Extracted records
-- BEGIN --

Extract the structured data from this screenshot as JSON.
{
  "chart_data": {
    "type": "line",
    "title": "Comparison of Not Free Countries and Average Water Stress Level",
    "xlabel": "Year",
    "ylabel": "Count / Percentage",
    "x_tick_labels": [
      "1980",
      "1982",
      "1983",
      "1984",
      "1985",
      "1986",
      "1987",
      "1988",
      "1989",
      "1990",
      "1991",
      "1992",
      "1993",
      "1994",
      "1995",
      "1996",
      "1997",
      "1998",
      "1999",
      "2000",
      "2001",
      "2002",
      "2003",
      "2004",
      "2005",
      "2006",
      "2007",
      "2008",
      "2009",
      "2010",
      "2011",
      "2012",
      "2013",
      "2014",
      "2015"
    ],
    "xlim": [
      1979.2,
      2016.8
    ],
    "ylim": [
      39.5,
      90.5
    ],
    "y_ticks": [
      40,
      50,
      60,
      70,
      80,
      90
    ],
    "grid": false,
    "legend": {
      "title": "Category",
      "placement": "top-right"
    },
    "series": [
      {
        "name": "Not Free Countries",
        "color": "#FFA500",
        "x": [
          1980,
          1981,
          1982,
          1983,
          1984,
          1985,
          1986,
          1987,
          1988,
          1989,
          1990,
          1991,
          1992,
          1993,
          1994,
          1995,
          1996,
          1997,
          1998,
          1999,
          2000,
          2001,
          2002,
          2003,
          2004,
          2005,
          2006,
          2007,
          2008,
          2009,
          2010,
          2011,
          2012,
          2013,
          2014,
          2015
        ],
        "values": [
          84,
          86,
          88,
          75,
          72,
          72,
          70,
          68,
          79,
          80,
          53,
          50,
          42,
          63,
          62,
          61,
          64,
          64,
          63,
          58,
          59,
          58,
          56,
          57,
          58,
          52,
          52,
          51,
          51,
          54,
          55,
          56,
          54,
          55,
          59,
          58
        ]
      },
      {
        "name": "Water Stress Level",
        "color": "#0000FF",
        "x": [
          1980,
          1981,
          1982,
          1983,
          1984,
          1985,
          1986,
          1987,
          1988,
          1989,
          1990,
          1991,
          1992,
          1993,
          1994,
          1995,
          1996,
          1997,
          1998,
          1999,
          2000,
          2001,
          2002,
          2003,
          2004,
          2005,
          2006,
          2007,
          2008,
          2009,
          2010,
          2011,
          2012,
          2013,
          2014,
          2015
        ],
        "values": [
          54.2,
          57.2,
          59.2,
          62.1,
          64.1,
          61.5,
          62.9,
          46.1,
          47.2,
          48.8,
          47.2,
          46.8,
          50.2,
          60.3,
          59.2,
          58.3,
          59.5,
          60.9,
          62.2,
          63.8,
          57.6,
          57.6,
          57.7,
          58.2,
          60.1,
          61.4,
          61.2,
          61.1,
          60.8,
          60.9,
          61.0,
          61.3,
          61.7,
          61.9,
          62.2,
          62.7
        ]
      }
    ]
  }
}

-- END --

### YOUR INSTRUCTIONS
Look for the word "Stress" in every line of the listing and copy the lines that have it.

### TASK SOLUTION
    "title": "Comparison of Not Free Countries and Average Water Stress Level",
        "name": "Water Stress Level",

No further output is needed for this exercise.